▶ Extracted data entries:
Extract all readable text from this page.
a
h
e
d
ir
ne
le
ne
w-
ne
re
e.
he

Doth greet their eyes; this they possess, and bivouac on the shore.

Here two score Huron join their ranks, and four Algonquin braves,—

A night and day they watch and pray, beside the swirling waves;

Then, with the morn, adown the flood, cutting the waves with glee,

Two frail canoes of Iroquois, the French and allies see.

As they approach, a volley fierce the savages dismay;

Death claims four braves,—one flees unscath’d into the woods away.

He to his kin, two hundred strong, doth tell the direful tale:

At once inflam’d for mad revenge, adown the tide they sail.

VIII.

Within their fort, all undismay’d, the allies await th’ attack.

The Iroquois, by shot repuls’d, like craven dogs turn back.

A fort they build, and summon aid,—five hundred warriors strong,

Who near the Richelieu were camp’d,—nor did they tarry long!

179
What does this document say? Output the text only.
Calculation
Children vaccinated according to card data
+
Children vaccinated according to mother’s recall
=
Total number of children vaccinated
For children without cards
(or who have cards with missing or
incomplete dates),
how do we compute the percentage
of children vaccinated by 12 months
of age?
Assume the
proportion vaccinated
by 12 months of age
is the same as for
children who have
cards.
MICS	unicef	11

▶ Work to be completed:
From the data above, copy out every line with the string "this" in it.

▶ Answer to the problem:
Extract all readable text from this page.
Doth greet their eyes; this they possess, and bivouac on the shore.
What does this document say? Output the text only.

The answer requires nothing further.